Task requirements. Each record is to be printed again precisely as it reads.

Material provided.
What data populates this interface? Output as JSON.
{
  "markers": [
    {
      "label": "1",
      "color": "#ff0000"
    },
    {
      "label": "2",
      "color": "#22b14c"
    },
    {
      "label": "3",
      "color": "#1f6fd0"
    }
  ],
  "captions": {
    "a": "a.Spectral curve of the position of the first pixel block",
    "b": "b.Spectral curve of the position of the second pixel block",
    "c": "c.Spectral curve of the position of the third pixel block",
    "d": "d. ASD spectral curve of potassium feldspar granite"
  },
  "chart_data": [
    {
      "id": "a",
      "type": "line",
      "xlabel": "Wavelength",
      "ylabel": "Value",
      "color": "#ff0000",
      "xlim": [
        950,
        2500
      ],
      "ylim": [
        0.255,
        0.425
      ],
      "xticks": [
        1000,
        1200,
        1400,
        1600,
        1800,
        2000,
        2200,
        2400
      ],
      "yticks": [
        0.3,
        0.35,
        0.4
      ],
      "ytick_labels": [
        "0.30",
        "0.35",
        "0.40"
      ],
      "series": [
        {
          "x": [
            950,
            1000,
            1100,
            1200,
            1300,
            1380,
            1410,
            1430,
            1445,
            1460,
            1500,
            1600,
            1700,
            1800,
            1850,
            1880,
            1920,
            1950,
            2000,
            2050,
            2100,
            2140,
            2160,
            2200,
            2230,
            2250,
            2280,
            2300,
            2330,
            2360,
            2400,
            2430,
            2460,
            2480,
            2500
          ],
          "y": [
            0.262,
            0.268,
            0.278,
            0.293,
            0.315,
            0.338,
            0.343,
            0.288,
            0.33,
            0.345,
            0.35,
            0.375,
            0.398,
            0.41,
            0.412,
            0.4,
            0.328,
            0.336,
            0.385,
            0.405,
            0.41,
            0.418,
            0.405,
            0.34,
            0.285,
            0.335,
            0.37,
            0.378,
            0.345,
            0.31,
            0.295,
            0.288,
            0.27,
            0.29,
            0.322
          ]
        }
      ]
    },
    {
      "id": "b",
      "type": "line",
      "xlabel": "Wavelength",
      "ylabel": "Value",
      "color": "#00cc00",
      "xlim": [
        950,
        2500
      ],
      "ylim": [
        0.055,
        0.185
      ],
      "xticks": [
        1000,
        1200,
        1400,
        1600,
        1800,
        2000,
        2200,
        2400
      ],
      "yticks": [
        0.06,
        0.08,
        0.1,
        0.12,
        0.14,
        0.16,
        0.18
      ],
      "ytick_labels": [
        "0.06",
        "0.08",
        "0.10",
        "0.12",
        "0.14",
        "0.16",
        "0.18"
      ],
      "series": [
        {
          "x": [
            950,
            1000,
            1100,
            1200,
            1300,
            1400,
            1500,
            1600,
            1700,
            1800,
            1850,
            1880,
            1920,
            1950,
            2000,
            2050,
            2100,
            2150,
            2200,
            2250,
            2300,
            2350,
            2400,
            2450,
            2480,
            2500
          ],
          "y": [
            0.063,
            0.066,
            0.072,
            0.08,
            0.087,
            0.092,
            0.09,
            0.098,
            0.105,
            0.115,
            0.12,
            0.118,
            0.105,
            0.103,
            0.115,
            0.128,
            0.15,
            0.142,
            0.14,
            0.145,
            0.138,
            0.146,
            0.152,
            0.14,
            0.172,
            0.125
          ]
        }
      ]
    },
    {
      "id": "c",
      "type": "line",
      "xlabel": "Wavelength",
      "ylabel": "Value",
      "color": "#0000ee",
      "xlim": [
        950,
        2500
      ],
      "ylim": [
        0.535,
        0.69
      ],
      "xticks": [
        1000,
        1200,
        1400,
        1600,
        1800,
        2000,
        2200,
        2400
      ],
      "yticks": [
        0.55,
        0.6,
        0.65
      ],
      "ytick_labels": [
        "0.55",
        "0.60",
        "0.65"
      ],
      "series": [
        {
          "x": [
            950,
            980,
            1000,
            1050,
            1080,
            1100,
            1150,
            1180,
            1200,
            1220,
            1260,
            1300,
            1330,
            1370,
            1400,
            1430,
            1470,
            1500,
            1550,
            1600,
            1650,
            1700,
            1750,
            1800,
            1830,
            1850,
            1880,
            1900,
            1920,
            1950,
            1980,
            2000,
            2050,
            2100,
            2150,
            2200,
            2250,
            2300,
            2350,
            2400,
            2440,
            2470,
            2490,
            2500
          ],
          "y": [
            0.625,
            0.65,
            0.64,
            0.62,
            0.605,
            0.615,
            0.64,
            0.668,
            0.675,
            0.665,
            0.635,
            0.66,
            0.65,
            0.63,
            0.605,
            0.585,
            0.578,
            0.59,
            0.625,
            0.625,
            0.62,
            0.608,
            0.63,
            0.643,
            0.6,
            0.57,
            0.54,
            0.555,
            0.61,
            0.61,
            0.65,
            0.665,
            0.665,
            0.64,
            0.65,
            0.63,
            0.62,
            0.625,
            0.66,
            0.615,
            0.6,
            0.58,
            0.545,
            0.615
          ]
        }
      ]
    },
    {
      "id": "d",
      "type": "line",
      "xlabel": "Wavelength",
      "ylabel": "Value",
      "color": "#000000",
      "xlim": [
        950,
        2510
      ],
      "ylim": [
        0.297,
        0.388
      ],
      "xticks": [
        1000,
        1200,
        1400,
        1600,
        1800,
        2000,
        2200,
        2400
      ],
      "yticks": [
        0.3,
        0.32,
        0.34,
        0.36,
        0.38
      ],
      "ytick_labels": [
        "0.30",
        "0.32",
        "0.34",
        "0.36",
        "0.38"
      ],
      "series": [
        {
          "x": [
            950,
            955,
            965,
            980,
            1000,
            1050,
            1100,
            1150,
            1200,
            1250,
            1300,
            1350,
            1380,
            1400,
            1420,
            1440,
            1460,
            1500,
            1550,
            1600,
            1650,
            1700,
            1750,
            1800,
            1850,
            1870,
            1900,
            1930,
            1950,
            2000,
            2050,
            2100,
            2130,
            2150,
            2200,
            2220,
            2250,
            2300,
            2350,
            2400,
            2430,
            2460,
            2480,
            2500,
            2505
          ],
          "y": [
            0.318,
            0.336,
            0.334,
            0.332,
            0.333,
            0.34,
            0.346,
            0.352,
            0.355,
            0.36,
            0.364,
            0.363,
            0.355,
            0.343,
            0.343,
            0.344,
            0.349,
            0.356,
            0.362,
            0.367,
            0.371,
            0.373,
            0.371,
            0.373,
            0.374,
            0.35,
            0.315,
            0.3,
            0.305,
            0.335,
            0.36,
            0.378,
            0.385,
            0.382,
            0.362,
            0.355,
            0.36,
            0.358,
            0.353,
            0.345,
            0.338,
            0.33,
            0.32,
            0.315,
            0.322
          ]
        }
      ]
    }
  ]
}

Right answer.
What data populates this interface? Output as JSON.
{
  "markers": [
    {
      "label": "1",
      "color": "#ff0000"
    },
    {
      "label": "2",
      "color": "#22b14c"
    },
    {
      "label": "3",
      "color": "#1f6fd0"
    }
  ],
  "captions": {
    "a": "a.Spectral curve of the position of the first pixel block",
    "b": "b.Spectral curve of the position of the second pixel block",
    "c": "c.Spectral curve of the position of the third pixel block",
    "d": "d. ASD spectral curve of potassium feldspar granite"
  },
  "chart_data": [
    {
      "id": "a",
      "type": "line",
      "xlabel": "Wavelength",
      "ylabel": "Value",
      "color": "#ff0000",
      "xlim": [
        950,
        2500
      ],
      "ylim": [
        0.255,
        0.425
      ],
      "xticks": [
        1000,
        1200,
        1400,
        1600,
        1800,
        2000,
        2200,
        2400
      ],
      "yticks": [
        0.3,
        0.35,
        0.4
      ],
      "ytick_labels": [
        "0.30",
        "0.35",
        "0.40"
      ],
      "series": [
        {
          "x": [
            950,
            1000,
            1100,
            1200,
            1300,
            1380,
            1410,
            1430,
            1445,
            1460,
            1500,
            1600,
            1700,
            1800,
            1850,
            1880,
            1920,
            1950,
            2000,
            2050,
            2100,
            2140,
            2160,
            2200,
            2230,
            2250,
            2280,
            2300,
            2330,
            2360,
            2400,
            2430,
            2460,
            2480,
            2500
          ],
          "y": [
            0.262,
            0.268,
            0.278,
            0.293,
            0.315,
            0.338,
            0.343,
            0.288,
            0.33,
            0.345,
            0.35,
            0.375,
            0.398,
            0.41,
            0.412,
            0.4,
            0.328,
            0.336,
            0.385,
            0.405,
            0.41,
            0.418,
            0.405,
            0.34,
            0.285,
            0.335,
            0.37,
            0.378,
            0.345,
            0.31,
            0.295,
            0.288,
            0.27,
            0.29,
            0.322
          ]
        }
      ]
    },
    {
      "id": "b",
      "type": "line",
      "xlabel": "Wavelength",
      "ylabel": "Value",
      "color": "#00cc00",
      "xlim": [
        950,
        2500
      ],
      "ylim": [
        0.055,
        0.185
      ],
      "xticks": [
        1000,
        1200,
        1400,
        1600,
        1800,
        2000,
        2200,
        2400
      ],
      "yticks": [
        0.06,
        0.08,
        0.1,
        0.12,
        0.14,
        0.16,
        0.18
      ],
      "ytick_labels": [
        "0.06",
        "0.08",
        "0.10",
        "0.12",
        "0.14",
        "0.16",
        "0.18"
      ],
      "series": [
        {
          "x": [
            950,
            1000,
            1100,
            1200,
            1300,
            1400,
            1500,
            1600,
            1700,
            1800,
            1850,
            1880,
            1920,
            1950,
            2000,
            2050,
            2100,
            2150,
            2200,
            2250,
            2300,
            2350,
            2400,
            2450,
            2480,
            2500
          ],
          "y": [
            0.063,
            0.066,
            0.072,
            0.08,
            0.087,
            0.092,
            0.09,
            0.098,
            0.105,
            0.115,
            0.12,
            0.118,
            0.105,
            0.103,
            0.115,
            0.128,
            0.15,
            0.142,
            0.14,
            0.145,
            0.138,
            0.146,
            0.152,
            0.14,
            0.172,
            0.125
          ]
        }
      ]
    },
    {
      "id": "c",
      "type": "line",
      "xlabel": "Wavelength",
      "ylabel": "Value",
      "color": "#0000ee",
      "xlim": [
        950,
        2500
      ],
      "ylim": [
        0.535,
        0.69
      ],
      "xticks": [
        1000,
        1200,
        1400,
        1600,
        1800,
        2000,
        2200,
        2400
      ],
      "yticks": [
        0.55,
        0.6,
        0.65
      ],
      "ytick_labels": [
        "0.55",
        "0.60",
        "0.65"
      ],
      "series": [
        {
          "x": [
            950,
            980,
            1000,
            1050,
            1080,
            1100,
            1150,
            1180,
            1200,
            1220,
            1260,
            1300,
            1330,
            1370,
            1400,
            1430,
            1470,
            1500,
            1550,
            1600,
            1650,
            1700,
            1750,
            1800,
            1830,
            1850,
            1880,
            1900,
            1920,
            1950,
            1980,
            2000,
            2050,
            2100,
            2150,
            2200,
            2250,
            2300,
            2350,
            2400,
            2440,
            2470,
            2490,
            2500
          ],
          "y": [
            0.625,
            0.65,
            0.64,
            0.62,
            0.605,
            0.615,
            0.64,
            0.668,
            0.675,
            0.665,
            0.635,
            0.66,
            0.65,
            0.63,
            0.605,
            0.585,
            0.578,
            0.59,
            0.625,
            0.625,
            0.62,
            0.608,
            0.63,
            0.643,
            0.6,
            0.57,
            0.54,
            0.555,
            0.61,
            0.61,
            0.65,
            0.665,
            0.665,
            0.64,
            0.65,
            0.63,
            0.62,
            0.625,
            0.66,
            0.615,
            0.6,
            0.58,
            0.545,
            0.615
          ]
        }
      ]
    },
    {
      "id": "d",
      "type": "line",
      "xlabel": "Wavelength",
      "ylabel": "Value",
      "color": "#000000",
      "xlim": [
        950,
        2510
      ],
      "ylim": [
        0.297,
        0.388
      ],
      "xticks": [
        1000,
        1200,
        1400,
        1600,
        1800,
        2000,
        2200,
        2400
      ],
      "yticks": [
        0.3,
        0.32,
        0.34,
        0.36,
        0.38
      ],
      "ytick_labels": [
        "0.30",
        "0.32",
        "0.34",
        "0.36",
        "0.38"
      ],
      "series": [
        {
          "x": [
            950,
            955,
            965,
            980,
            1000,
            1050,
            1100,
            1150,
            1200,
            1250,
            1300,
            1350,
            1380,
            1400,
            1420,
            1440,
            1460,
            1500,
            1550,
            1600,
            1650,
            1700,
            1750,
            1800,
            1850,
            1870,
            1900,
            1930,
            1950,
            2000,
            2050,
            2100,
            2130,
            2150,
            2200,
            2220,
            2250,
            2300,
            2350,
            2400,
            2430,
            2460,
            2480,
            2500,
            2505
          ],
          "y": [
            0.318,
            0.336,
            0.334,
            0.332,
            0.333,
            0.34,
            0.346,
            0.352,
            0.355,
            0.36,
            0.364,
            0.363,
            0.355,
            0.343,
            0.343,
            0.344,
            0.349,
            0.356,
            0.362,
            0.367,
            0.371,
            0.373,
            0.371,
            0.373,
            0.374,
            0.35,
            0.315,
            0.3,
            0.305,
            0.335,
            0.36,
            0.378,
            0.385,
            0.382,
            0.362,
            0.355,
            0.36,
            0.358,
            0.353,
            0.345,
            0.338,
            0.33,
            0.32,
            0.315,
            0.322
          ]
        }
      ]
    }
  ]
}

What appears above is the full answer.